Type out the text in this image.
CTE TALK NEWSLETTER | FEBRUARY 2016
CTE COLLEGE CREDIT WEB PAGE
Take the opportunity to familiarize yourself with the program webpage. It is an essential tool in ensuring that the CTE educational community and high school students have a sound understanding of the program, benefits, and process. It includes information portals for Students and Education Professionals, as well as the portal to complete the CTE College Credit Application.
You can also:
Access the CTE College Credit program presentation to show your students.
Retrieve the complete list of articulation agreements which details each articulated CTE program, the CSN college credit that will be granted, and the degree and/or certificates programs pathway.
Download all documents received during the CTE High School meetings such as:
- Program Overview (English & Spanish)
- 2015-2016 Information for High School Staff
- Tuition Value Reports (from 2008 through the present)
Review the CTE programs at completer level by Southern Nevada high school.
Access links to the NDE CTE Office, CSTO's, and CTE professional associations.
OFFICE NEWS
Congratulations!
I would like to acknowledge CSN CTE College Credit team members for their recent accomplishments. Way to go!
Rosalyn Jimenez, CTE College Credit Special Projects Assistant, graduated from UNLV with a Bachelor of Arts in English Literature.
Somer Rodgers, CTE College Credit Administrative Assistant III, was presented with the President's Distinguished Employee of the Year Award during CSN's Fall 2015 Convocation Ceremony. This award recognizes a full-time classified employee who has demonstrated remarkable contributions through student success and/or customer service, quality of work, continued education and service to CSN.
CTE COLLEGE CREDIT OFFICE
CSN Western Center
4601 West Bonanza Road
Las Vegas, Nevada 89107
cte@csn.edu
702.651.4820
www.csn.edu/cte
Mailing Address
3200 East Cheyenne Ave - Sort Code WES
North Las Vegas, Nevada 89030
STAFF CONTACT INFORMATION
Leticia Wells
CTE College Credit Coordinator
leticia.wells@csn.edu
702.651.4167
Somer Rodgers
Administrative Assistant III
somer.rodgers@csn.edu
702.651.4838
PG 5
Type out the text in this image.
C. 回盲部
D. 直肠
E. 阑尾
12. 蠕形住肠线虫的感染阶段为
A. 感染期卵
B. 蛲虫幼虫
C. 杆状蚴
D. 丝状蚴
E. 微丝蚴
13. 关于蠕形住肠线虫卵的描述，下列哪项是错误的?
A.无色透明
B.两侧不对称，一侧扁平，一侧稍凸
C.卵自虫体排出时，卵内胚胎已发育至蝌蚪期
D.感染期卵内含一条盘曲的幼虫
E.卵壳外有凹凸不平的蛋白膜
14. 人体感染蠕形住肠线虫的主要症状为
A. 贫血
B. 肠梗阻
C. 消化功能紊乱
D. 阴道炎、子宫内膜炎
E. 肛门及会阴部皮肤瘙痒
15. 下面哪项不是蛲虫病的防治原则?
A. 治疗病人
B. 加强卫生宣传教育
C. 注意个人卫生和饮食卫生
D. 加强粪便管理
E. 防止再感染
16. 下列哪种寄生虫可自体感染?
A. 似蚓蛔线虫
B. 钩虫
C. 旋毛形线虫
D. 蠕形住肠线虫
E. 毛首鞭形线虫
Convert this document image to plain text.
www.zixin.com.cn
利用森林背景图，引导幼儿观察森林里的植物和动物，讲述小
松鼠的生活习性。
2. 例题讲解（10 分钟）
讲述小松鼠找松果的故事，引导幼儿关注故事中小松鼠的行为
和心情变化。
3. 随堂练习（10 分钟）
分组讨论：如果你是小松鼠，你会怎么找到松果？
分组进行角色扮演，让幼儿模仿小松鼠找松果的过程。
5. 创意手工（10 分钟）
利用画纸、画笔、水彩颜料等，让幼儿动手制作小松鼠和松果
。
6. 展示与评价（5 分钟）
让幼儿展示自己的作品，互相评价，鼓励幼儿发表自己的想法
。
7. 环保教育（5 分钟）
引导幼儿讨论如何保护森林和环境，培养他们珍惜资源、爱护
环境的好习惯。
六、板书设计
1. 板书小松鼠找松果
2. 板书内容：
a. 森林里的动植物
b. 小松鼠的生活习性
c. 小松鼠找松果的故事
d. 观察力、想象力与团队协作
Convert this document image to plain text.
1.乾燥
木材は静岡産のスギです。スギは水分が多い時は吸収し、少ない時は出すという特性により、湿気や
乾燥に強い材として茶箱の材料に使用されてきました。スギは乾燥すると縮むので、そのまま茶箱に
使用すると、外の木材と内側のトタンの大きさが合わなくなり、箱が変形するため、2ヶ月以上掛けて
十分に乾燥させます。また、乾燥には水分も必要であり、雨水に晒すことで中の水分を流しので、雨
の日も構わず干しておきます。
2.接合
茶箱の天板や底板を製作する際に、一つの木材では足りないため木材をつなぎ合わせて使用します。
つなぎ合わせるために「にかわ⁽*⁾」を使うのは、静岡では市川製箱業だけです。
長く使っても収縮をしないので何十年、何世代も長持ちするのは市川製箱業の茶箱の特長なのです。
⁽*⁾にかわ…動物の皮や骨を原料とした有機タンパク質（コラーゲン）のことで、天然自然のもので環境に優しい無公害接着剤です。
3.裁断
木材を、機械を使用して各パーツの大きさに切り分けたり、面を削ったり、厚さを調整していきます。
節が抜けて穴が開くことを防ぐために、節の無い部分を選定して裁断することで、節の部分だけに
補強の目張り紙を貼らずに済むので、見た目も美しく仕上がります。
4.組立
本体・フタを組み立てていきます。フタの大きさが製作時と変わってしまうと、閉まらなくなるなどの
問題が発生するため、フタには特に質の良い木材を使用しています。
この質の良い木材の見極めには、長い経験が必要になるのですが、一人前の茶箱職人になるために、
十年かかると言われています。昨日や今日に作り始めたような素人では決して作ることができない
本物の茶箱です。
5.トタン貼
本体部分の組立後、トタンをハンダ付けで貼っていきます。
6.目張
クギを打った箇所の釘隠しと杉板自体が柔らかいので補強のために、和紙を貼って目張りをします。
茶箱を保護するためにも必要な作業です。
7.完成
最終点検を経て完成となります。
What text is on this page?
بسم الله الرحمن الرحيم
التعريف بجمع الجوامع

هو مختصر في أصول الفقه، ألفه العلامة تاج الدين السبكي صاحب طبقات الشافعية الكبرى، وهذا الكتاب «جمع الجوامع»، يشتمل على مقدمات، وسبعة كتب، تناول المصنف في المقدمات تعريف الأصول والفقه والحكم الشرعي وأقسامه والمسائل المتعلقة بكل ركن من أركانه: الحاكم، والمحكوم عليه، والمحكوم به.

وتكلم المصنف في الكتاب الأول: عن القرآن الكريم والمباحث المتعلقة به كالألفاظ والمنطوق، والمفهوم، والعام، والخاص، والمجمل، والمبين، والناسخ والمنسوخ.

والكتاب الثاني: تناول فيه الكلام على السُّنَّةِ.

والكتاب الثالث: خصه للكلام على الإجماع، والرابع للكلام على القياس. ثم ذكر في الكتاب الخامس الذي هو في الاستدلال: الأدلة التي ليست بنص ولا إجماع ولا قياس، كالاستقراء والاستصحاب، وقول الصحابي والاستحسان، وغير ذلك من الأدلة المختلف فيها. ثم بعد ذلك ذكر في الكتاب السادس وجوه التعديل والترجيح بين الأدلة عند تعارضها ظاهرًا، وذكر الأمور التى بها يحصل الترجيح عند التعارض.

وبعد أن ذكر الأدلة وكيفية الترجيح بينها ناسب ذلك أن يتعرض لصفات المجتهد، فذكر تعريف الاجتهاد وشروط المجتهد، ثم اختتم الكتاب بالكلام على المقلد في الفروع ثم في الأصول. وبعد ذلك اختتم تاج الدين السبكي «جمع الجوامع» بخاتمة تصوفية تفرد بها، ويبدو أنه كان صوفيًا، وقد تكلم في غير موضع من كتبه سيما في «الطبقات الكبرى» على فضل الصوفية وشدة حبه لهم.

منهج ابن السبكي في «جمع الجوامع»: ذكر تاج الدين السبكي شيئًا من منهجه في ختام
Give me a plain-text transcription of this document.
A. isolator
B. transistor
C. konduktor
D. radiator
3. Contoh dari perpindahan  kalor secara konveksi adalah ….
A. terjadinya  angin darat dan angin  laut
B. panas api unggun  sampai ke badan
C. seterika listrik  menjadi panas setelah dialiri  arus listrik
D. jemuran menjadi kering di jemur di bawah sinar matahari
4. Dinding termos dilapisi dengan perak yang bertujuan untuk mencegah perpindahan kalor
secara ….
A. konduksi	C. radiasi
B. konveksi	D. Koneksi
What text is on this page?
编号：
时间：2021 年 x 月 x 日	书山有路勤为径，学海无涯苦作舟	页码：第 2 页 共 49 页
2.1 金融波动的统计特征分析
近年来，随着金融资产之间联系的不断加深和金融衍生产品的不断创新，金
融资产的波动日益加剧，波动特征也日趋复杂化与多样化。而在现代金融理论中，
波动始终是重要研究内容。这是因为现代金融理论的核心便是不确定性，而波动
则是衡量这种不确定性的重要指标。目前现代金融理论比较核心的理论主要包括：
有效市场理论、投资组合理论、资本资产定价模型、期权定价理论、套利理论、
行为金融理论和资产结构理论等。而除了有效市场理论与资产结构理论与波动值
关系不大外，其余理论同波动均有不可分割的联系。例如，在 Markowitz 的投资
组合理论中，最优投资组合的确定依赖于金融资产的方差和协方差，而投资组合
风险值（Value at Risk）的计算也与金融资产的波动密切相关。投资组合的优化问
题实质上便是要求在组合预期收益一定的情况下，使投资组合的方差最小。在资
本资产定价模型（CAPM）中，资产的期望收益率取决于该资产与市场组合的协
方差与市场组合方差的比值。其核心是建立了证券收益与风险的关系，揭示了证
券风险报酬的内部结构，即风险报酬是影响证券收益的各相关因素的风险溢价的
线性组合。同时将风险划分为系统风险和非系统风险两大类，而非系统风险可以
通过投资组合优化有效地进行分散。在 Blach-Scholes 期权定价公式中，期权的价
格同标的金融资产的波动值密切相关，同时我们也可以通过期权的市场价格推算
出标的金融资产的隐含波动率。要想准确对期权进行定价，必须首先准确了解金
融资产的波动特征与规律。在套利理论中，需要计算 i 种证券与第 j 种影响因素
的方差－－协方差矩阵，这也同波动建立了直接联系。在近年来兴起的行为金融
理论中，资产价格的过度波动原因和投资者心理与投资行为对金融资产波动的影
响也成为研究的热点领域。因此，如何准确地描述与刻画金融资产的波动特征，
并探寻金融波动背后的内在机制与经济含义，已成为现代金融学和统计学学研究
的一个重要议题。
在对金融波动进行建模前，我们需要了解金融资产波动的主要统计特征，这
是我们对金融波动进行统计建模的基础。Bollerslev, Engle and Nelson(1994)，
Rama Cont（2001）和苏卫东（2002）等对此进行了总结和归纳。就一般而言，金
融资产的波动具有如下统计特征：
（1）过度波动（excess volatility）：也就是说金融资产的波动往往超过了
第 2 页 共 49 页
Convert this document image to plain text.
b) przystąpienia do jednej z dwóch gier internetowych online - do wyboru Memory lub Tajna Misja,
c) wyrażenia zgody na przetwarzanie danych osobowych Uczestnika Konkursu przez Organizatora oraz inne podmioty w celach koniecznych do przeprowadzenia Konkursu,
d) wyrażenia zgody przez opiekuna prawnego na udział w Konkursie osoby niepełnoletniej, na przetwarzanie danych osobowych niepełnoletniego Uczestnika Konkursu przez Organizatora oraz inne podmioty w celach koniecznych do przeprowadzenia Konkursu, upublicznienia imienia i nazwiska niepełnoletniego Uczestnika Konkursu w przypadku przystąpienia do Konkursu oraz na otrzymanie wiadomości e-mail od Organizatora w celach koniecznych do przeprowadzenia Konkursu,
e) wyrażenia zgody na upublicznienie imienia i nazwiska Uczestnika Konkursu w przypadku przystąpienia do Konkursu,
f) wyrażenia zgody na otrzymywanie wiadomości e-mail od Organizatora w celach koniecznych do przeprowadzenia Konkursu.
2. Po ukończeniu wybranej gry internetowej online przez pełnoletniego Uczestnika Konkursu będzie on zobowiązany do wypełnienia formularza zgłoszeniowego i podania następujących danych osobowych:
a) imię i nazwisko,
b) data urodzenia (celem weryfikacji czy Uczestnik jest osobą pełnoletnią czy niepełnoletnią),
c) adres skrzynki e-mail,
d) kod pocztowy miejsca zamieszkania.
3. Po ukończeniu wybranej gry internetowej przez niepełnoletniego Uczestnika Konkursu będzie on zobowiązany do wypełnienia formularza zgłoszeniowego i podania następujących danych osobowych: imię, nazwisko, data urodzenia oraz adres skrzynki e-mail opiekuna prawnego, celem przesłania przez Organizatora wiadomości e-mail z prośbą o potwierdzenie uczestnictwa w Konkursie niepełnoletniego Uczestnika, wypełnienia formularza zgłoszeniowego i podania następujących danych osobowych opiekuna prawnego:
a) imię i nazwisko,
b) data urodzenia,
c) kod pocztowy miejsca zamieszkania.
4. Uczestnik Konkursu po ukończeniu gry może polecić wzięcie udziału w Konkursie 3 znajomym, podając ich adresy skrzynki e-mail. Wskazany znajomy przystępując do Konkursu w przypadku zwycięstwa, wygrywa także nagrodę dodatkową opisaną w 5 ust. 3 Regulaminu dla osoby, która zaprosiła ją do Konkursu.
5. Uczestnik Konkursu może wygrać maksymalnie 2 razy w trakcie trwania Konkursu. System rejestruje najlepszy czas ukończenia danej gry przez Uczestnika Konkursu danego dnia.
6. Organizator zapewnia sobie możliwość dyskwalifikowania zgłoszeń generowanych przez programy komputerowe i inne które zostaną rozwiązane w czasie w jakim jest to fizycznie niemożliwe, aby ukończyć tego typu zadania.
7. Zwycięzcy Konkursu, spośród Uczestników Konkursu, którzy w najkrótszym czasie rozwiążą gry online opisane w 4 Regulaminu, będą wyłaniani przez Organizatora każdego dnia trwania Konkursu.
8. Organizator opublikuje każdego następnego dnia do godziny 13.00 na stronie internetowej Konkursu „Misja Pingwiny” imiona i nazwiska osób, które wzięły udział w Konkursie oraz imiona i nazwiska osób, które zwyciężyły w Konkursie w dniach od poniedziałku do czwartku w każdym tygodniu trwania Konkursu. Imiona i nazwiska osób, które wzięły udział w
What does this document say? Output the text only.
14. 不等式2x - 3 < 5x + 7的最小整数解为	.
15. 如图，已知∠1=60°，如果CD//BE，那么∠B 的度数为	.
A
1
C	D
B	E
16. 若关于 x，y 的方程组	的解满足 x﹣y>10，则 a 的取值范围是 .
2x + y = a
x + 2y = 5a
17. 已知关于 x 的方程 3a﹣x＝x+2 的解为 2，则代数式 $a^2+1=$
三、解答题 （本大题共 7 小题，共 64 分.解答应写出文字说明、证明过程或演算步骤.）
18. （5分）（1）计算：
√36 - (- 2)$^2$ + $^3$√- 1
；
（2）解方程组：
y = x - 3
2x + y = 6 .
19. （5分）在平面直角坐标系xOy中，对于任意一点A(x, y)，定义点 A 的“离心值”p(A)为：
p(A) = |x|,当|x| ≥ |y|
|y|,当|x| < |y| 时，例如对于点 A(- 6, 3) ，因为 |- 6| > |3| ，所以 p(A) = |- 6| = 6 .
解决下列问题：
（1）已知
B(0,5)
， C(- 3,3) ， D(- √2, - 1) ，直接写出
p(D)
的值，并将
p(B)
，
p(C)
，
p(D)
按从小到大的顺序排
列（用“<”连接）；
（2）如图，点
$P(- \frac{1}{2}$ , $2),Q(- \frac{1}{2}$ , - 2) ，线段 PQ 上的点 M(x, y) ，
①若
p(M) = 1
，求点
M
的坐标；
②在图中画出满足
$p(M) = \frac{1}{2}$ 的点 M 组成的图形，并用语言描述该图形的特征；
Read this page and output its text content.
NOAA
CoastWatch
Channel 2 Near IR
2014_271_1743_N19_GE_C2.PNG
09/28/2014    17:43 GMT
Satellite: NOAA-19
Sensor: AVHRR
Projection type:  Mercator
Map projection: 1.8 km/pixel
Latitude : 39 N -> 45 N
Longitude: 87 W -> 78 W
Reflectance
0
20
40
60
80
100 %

_ _ _ _

TASK INSTRUCTIONS: Using the listing, say how many lines include the word "that", and add nothing else.

RESPONSE: 2